## [TASK DESCRIPTION]
Pull out each line of the data that includes the word "Militant".

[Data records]
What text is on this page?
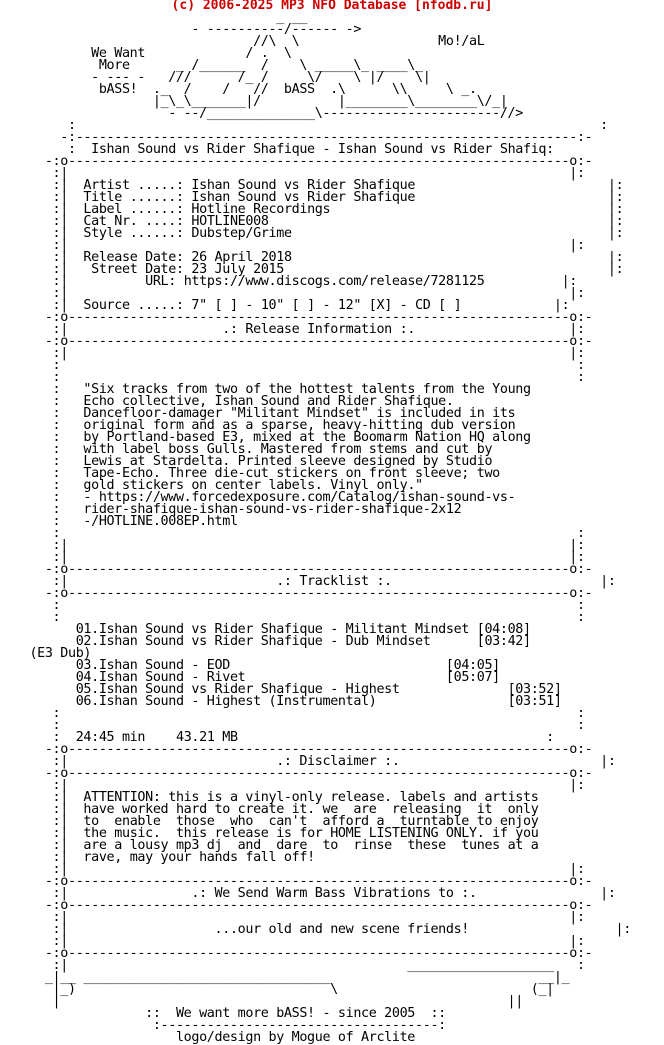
(c) 2006-2025 MP3 NFO Database [nfodb.ru]
_ __
- ----------/------ ->
//\  \                  Mo!/aL
We Want             / .  \
More      _ /______  /    \ _____\_ ____\_
- --- -   ///      /_ /     \/    \ |/    \|
bASS!  ._  /    /   //  bASS  .\      \\     \ _.
|_\_\_______|/          |________\________\/_|
- --/______________\-----------------------//>
:                                                                    :
-:-----------------------------------------------------------------:-
:  Ishan Sound vs Rider Shafique - Ishan Sound vs Rider Shafiq:
-:o-----------------------------------------------------------------o:-
:|                                                                 |:
:|  Artist .....: Ishan Sound vs Rider Shafique	|:
:|  Title ......: Ishan Sound vs Rider Shafique	|:
:|  Label ......: Hotline Recordings	|:
:|  Cat Nr. ....: HOTLINE008	|:
:|  Style ......: Dubstep/Grime	|:
:|                                                                 |:
:|  Release Date: 26 April 2018	|:
:|   Street Date: 23 July 2015	|:
:|          URL: https://www.discogs.com/release/7281125	|:
:|                                                                 |:
:|  Source .....: 7" [ ] - 10" [ ] - 12" [X] - CD [ ]	|:
-:o-----------------------------------------------------------------o:-
:|	.: Release Information :.	|:
-:o-----------------------------------------------------------------o:-
:|                                                                 |:
:                                                                   :
:                                                                   :
:   "Six tracks from two of the hottest talents from the Young
:   Echo collective, Ishan Sound and Rider Shafique.
:   Dancefloor-damager "Militant Mindset" is included in its
:   original form and as a sparse, heavy-hitting dub version
:   by Portland-based E3, mixed at the Boomarm Nation HQ along
:   with label boss Gulls. Mastered from stems and cut by
:   Lewis at Stardelta. Printed sleeve designed by Studio
:   Tape-Echo. Three die-cut stickers on front sleeve; two
:   gold stickers on center labels. Vinyl only."
:   - https://www.forcedexposure.com/Catalog/ishan-sound-vs-
:   rider-shafique-ishan-sound-vs-rider-shafique-2x12
:   -/HOTLINE.008EP.html
:                                                                   :
:|                                                                 |:
:|                                                                 |:
-:o-----------------------------------------------------------------o:-
:|	.: Tracklist :.	|:
-:o-----------------------------------------------------------------o:-
:                                                                   :
:                                                                   :
01.Ishan Sound vs Rider Shafique - Militant Mindset [04:08]
02.Ishan Sound vs Rider Shafique - Dub Mindset	[03:42]
(E3 Dub)
03.Ishan Sound - EOD	[04:05]
04.Ishan Sound - Rivet	[05:07]
05.Ishan Sound vs Rider Shafique - Highest	[03:52]
06.Ishan Sound - Highest (Instrumental)	[03:51]
:                                                                   :
:                                                                   :
:  24:45 min 43.21 MB	:
-:o-----------------------------------------------------------------o:-
:|	.: Disclaimer :.	|:
-:o-----------------------------------------------------------------o:-
:|                                                                 |:
:|  ATTENTION: this is a vinyl-only release. labels and artists
:|  have worked hard to create it. we  are  releasing  it  only
:|  to  enable  those  who  can't  afford a  turntable to enjoy
:|  the music.  this release is for HOME LISTENING ONLY. if you
:|  are a lousy mp3 dj  and  dare  to  rinse  these  tunes at a
:|  rave, may your hands fall off!
:|                                                                 |:
-:o-----------------------------------------------------------------o:-
:|	.: We Send Warm Bass Vibrations to :.	|:
-:o-----------------------------------------------------------------o:-
:|                                                                 |:
:|	...our old and new scene friends!	|:
:|                                                                 |:
-:o-----------------------------------------------------------------o:-
:|                                            ___________________   :
_|__ ________________________________                           __|_
|_)                                 \                         (_|
|                                                          ||
::  We want more bASS! - since 2005  ::
:------------------------------------:
logo/design by Mogue of Arclite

## [ANSWER TO THIS PROBLEM]
:   Dancefloor-damager "Militant Mindset" is included in its
01.Ishan Sound vs Rider Shafique - Militant Mindset [04:08]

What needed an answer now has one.